**Exercise task**.
Exactly reproduce each record listed below.

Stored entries
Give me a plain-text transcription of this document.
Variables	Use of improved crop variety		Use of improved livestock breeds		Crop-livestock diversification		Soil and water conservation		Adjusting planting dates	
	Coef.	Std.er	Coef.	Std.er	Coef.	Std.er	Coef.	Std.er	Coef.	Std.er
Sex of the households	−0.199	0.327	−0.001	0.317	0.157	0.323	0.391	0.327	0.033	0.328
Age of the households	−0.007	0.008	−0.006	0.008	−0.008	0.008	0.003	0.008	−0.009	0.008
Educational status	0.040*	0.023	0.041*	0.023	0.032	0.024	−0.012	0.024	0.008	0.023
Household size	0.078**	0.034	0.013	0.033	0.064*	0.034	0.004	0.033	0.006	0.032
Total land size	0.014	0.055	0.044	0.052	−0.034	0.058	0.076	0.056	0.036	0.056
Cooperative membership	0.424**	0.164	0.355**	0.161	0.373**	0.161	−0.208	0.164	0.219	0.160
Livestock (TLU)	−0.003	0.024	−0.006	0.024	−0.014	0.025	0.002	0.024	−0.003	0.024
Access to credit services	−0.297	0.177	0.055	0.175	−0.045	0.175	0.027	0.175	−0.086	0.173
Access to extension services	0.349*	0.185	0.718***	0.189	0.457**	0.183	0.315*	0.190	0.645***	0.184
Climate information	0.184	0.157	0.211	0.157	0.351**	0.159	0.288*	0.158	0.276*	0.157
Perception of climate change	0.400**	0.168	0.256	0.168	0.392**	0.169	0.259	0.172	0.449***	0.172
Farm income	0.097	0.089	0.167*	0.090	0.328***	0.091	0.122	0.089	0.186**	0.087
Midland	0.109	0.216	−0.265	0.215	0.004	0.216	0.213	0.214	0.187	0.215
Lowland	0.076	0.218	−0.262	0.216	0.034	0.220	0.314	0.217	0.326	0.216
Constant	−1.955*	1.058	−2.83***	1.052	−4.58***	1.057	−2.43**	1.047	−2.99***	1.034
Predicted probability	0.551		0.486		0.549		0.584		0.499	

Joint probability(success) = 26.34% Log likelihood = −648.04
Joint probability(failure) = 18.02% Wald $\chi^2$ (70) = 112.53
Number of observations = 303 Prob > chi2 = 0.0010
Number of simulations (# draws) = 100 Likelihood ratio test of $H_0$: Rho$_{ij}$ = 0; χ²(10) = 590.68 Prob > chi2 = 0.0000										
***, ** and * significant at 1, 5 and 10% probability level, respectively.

**Completed task**.
Give me a plain-text transcription of this document.
Variables	Use of improved crop variety		Use of improved livestock breeds		Crop-livestock diversification		Soil and water conservation		Adjusting planting dates	
	Coef.	Std.er	Coef.	Std.er	Coef.	Std.er	Coef.	Std.er	Coef.	Std.er
Sex of the households	−0.199	0.327	−0.001	0.317	0.157	0.323	0.391	0.327	0.033	0.328
Age of the households	−0.007	0.008	−0.006	0.008	−0.008	0.008	0.003	0.008	−0.009	0.008
Educational status	0.040*	0.023	0.041*	0.023	0.032	0.024	−0.012	0.024	0.008	0.023
Household size	0.078**	0.034	0.013	0.033	0.064*	0.034	0.004	0.033	0.006	0.032
Total land size	0.014	0.055	0.044	0.052	−0.034	0.058	0.076	0.056	0.036	0.056
Cooperative membership	0.424**	0.164	0.355**	0.161	0.373**	0.161	−0.208	0.164	0.219	0.160
Livestock (TLU)	−0.003	0.024	−0.006	0.024	−0.014	0.025	0.002	0.024	−0.003	0.024
Access to credit services	−0.297	0.177	0.055	0.175	−0.045	0.175	0.027	0.175	−0.086	0.173
Access to extension services	0.349*	0.185	0.718***	0.189	0.457**	0.183	0.315*	0.190	0.645***	0.184
Climate information	0.184	0.157	0.211	0.157	0.351**	0.159	0.288*	0.158	0.276*	0.157
Perception of climate change	0.400**	0.168	0.256	0.168	0.392**	0.169	0.259	0.172	0.449***	0.172
Farm income	0.097	0.089	0.167*	0.090	0.328***	0.091	0.122	0.089	0.186**	0.087
Midland	0.109	0.216	−0.265	0.215	0.004	0.216	0.213	0.214	0.187	0.215
Lowland	0.076	0.218	−0.262	0.216	0.034	0.220	0.314	0.217	0.326	0.216
Constant	−1.955*	1.058	−2.83***	1.052	−4.58***	1.057	−2.43**	1.047	−2.99***	1.034
Predicted probability	0.551		0.486		0.549		0.584		0.499	

Joint probability(success) = 26.34% Log likelihood = −648.04
Joint probability(failure) = 18.02% Wald $\chi^2$ (70) = 112.53
Number of observations = 303 Prob > chi2 = 0.0010
Number of simulations (# draws) = 100 Likelihood ratio test of $H_0$: Rho$_{ij}$ = 0; χ²(10) = 590.68 Prob > chi2 = 0.0000										
***, ** and * significant at 1, 5 and 10% probability level, respectively.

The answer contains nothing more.